Records from a collection:
┌────────

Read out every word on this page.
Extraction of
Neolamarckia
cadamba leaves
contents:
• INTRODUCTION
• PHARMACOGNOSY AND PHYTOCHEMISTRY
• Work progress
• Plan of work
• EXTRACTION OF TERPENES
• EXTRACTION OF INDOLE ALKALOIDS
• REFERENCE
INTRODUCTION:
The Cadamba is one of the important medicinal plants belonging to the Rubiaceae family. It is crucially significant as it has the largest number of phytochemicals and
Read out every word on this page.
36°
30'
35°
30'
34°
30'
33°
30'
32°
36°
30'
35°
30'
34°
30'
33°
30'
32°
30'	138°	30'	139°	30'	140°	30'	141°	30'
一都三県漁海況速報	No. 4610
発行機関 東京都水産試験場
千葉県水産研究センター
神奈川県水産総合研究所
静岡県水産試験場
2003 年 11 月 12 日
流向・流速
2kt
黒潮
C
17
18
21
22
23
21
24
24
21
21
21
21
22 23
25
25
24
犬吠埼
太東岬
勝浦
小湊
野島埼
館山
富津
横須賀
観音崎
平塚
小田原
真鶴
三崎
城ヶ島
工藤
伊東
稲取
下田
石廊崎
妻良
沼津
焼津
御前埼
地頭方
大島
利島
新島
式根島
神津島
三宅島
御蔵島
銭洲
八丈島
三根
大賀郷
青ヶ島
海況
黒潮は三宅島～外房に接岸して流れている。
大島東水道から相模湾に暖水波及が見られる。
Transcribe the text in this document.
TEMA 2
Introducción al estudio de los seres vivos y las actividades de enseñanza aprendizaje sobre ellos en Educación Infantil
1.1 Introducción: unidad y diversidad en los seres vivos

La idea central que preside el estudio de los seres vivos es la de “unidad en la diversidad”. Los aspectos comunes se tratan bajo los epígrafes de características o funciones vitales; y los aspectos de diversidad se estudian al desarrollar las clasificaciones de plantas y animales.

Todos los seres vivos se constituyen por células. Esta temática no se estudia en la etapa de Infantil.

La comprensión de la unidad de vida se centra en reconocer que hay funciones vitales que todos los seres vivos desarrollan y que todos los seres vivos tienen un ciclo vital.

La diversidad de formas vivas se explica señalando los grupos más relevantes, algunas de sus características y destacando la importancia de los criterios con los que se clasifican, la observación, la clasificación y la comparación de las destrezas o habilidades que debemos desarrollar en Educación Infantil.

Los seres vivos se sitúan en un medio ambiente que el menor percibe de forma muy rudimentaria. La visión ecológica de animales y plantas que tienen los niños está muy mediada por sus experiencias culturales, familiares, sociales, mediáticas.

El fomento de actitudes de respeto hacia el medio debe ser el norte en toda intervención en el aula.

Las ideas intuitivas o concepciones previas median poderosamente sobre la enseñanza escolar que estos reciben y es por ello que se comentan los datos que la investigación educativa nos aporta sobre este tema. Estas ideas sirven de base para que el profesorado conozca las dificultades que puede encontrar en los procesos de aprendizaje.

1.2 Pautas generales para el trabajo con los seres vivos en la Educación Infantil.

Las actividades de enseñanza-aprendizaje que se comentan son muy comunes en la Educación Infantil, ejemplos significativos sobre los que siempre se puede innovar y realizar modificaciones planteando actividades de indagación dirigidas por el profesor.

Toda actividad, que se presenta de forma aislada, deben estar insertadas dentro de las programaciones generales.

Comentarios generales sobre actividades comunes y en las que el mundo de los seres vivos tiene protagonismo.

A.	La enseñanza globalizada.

└────────

Extract the complete listing verbatim.

Read out every word on this page.
Extraction of
Neolamarckia
cadamba leaves
contents:
• INTRODUCTION
• PHARMACOGNOSY AND PHYTOCHEMISTRY
• Work progress
• Plan of work
• EXTRACTION OF TERPENES
• EXTRACTION OF INDOLE ALKALOIDS
• REFERENCE
INTRODUCTION:
The Cadamba is one of the important medicinal plants belonging to the Rubiaceae family. It is crucially significant as it has the largest number of phytochemicals and
Read out every word on this page.
36°
30'
35°
30'
34°
30'
33°
30'
32°
36°
30'
35°
30'
34°
30'
33°
30'
32°
30'	138°	30'	139°	30'	140°	30'	141°	30'
一都三県漁海況速報	No. 4610
発行機関 東京都水産試験場
千葉県水産研究センター
神奈川県水産総合研究所
静岡県水産試験場
2003 年 11 月 12 日
流向・流速
2kt
黒潮
C
17
18
21
22
23
21
24
24
21
21
21
21
22 23
25
25
24
犬吠埼
太東岬
勝浦
小湊
野島埼
館山
富津
横須賀
観音崎
平塚
小田原
真鶴
三崎
城ヶ島
工藤
伊東
稲取
下田
石廊崎
妻良
沼津
焼津
御前埼
地頭方
大島
利島
新島
式根島
神津島
三宅島
御蔵島
銭洲
八丈島
三根
大賀郷
青ヶ島
海況
黒潮は三宅島～外房に接岸して流れている。
大島東水道から相模湾に暖水波及が見られる。
Transcribe the text in this document.
TEMA 2
Introducción al estudio de los seres vivos y las actividades de enseñanza aprendizaje sobre ellos en Educación Infantil
1.1 Introducción: unidad y diversidad en los seres vivos

La idea central que preside el estudio de los seres vivos es la de “unidad en la diversidad”. Los aspectos comunes se tratan bajo los epígrafes de características o funciones vitales; y los aspectos de diversidad se estudian al desarrollar las clasificaciones de plantas y animales.

Todos los seres vivos se constituyen por células. Esta temática no se estudia en la etapa de Infantil.

La comprensión de la unidad de vida se centra en reconocer que hay funciones vitales que todos los seres vivos desarrollan y que todos los seres vivos tienen un ciclo vital.

La diversidad de formas vivas se explica señalando los grupos más relevantes, algunas de sus características y destacando la importancia de los criterios con los que se clasifican, la observación, la clasificación y la comparación de las destrezas o habilidades que debemos desarrollar en Educación Infantil.

Los seres vivos se sitúan en un medio ambiente que el menor percibe de forma muy rudimentaria. La visión ecológica de animales y plantas que tienen los niños está muy mediada por sus experiencias culturales, familiares, sociales, mediáticas.

El fomento de actitudes de respeto hacia el medio debe ser el norte en toda intervención en el aula.

Las ideas intuitivas o concepciones previas median poderosamente sobre la enseñanza escolar que estos reciben y es por ello que se comentan los datos que la investigación educativa nos aporta sobre este tema. Estas ideas sirven de base para que el profesorado conozca las dificultades que puede encontrar en los procesos de aprendizaje.

1.2 Pautas generales para el trabajo con los seres vivos en la Educación Infantil.

Las actividades de enseñanza-aprendizaje que se comentan son muy comunes en la Educación Infantil, ejemplos significativos sobre los que siempre se puede innovar y realizar modificaciones planteando actividades de indagación dirigidas por el profesor.

Toda actividad, que se presenta de forma aislada, deben estar insertadas dentro de las programaciones generales.

Comentarios generales sobre actividades comunes y en las que el mundo de los seres vivos tiene protagonismo.

A.	La enseñanza globalizada.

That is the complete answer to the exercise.